::: Listed entries :::

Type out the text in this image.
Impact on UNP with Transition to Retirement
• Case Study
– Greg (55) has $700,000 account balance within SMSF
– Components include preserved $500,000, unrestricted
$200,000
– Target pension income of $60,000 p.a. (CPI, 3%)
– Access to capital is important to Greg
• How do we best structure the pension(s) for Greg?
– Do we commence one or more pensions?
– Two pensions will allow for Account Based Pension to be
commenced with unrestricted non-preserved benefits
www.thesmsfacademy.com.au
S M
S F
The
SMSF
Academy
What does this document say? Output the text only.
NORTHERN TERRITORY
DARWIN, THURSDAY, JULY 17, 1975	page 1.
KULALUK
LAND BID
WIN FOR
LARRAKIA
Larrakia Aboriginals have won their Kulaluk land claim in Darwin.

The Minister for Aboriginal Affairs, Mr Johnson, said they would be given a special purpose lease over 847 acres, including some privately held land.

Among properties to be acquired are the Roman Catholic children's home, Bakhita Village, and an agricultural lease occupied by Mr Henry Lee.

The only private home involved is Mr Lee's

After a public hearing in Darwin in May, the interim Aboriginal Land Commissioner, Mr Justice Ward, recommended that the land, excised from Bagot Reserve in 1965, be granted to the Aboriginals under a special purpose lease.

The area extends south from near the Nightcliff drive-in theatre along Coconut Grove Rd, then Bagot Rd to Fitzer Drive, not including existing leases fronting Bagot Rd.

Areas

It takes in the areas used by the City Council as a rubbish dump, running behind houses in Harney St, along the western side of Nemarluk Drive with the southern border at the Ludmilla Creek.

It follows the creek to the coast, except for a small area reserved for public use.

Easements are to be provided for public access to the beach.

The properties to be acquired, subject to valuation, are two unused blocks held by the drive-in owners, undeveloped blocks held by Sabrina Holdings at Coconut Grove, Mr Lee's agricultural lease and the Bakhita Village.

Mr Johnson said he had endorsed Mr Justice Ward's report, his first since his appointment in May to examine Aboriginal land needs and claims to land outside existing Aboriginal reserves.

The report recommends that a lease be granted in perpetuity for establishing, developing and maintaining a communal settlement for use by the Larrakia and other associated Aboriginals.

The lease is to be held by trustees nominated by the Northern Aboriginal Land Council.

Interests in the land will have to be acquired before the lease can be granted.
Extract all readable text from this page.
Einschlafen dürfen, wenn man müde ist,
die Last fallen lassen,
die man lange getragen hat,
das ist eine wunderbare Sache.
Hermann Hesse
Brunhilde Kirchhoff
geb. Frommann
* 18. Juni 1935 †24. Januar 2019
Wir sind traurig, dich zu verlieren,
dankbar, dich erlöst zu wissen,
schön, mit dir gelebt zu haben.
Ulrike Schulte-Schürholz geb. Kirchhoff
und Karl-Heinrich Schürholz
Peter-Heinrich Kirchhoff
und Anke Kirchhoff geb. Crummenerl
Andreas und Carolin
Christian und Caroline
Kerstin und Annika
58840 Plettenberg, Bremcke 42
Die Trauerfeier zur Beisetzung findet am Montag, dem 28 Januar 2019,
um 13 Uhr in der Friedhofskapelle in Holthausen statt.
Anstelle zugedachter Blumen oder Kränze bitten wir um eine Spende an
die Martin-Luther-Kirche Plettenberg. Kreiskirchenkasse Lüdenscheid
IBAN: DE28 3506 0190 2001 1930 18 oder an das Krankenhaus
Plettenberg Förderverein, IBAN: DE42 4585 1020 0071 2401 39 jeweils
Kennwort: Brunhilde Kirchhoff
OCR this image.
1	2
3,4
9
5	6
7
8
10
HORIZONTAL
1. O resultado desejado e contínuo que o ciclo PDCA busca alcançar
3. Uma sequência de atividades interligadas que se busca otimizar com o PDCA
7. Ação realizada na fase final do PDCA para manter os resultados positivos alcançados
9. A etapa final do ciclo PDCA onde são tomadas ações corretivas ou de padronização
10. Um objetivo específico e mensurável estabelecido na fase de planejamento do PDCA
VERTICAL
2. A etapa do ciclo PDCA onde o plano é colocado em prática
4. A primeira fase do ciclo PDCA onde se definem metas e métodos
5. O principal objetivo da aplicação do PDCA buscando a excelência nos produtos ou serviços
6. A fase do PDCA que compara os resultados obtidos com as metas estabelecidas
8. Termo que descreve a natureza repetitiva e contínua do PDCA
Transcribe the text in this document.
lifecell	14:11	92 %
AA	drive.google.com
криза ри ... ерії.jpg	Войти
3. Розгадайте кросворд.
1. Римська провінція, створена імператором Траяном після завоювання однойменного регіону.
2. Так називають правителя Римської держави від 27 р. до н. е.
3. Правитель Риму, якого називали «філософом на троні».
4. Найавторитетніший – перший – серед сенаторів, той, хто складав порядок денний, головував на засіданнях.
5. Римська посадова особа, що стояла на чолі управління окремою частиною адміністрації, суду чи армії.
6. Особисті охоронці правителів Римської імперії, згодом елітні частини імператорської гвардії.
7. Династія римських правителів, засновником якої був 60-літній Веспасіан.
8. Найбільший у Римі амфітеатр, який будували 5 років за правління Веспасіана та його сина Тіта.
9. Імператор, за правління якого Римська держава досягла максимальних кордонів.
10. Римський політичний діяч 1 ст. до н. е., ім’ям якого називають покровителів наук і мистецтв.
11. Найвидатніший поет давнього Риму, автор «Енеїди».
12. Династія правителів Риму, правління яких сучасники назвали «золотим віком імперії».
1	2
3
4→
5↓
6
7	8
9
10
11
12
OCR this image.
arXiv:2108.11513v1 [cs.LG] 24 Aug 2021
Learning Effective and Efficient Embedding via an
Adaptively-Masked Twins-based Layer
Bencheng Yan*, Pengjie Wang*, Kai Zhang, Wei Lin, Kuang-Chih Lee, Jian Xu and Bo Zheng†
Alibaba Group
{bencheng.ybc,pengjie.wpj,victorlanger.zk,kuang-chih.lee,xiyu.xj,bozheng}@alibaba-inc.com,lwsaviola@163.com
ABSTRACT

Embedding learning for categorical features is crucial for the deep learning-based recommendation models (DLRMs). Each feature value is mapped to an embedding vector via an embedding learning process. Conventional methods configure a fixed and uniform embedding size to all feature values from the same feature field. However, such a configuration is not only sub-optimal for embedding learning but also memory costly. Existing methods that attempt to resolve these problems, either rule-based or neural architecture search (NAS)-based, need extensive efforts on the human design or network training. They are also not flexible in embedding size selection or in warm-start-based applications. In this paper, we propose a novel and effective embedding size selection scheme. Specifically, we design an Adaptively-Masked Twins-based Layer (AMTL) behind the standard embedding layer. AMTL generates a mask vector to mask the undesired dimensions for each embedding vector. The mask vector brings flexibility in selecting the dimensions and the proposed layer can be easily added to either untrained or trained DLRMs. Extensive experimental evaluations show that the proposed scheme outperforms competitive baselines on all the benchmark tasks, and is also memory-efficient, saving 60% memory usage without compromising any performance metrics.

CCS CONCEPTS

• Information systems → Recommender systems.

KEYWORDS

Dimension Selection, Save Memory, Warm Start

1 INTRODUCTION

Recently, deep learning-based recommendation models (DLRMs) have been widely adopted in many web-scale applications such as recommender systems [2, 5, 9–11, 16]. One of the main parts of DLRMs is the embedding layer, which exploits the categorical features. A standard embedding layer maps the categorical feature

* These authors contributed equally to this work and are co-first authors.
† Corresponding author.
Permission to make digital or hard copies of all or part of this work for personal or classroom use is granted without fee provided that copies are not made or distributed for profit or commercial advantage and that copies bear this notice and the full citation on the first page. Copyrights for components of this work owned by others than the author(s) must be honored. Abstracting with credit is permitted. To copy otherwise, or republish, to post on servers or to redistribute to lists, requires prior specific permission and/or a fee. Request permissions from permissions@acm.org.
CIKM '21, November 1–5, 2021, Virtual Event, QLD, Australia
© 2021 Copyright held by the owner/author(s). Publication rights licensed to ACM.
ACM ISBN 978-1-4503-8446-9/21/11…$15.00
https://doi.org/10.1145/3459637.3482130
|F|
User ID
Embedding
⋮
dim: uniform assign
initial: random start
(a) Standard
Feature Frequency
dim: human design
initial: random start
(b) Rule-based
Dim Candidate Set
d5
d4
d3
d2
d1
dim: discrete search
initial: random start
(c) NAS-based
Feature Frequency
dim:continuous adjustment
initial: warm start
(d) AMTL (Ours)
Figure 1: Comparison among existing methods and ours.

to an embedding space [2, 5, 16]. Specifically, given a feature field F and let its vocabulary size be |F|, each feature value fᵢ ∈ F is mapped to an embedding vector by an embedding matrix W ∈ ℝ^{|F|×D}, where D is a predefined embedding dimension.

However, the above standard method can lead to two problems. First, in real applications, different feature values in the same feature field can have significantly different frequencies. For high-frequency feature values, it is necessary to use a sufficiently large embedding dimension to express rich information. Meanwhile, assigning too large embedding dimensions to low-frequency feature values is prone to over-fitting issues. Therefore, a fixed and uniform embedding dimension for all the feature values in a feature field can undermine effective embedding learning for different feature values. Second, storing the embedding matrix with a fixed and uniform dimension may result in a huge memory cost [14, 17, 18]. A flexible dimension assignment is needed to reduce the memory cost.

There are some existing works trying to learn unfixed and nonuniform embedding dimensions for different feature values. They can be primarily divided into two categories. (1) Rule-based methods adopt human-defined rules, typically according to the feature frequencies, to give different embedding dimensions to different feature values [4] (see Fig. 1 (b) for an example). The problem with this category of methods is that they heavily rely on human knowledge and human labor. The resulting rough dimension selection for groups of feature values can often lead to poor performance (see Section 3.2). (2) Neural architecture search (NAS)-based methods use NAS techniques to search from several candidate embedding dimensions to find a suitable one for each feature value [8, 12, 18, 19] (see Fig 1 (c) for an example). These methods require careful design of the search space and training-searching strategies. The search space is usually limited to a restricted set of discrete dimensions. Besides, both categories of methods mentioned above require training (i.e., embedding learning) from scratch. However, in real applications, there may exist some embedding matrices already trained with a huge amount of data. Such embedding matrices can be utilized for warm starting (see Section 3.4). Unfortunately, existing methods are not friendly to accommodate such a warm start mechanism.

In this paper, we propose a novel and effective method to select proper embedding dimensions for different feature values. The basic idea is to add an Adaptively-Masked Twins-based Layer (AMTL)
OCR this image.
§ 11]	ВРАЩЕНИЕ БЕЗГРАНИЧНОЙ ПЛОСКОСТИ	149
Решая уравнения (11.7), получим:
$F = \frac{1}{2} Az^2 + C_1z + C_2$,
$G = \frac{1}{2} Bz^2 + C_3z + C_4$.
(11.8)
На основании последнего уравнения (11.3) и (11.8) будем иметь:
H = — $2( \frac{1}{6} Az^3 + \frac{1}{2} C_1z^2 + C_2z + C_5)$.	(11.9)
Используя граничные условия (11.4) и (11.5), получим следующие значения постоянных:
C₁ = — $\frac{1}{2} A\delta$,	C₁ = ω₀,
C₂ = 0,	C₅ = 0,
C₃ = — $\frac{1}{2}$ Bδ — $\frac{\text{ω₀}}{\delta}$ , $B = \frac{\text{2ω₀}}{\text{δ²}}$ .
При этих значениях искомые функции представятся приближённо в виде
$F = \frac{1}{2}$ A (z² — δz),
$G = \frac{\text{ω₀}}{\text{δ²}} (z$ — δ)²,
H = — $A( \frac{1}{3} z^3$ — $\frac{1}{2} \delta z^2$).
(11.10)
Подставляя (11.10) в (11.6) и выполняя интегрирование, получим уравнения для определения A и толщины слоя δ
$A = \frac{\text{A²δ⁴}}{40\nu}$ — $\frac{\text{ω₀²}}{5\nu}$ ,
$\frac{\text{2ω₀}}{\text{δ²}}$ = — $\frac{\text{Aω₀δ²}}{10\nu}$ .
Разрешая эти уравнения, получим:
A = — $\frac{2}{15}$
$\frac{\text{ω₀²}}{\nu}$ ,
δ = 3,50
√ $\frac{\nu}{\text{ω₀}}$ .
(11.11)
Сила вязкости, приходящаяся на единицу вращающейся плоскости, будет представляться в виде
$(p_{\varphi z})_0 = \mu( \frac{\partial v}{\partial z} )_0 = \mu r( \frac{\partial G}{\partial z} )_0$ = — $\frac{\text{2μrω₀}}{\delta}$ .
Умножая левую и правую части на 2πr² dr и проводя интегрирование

:::

Given instruction - Look through the entries above. Extract each line with the word "ciclo".

Solution below -
1. O resultado desejado e contínuo que o ciclo PDCA busca alcançar
9. A etapa final do ciclo PDCA onde são tomadas ações corretivas ou de padronização
2. A etapa do ciclo PDCA onde o plano é colocado em prática
4. A primeira fase do ciclo PDCA onde se definem metas e métodos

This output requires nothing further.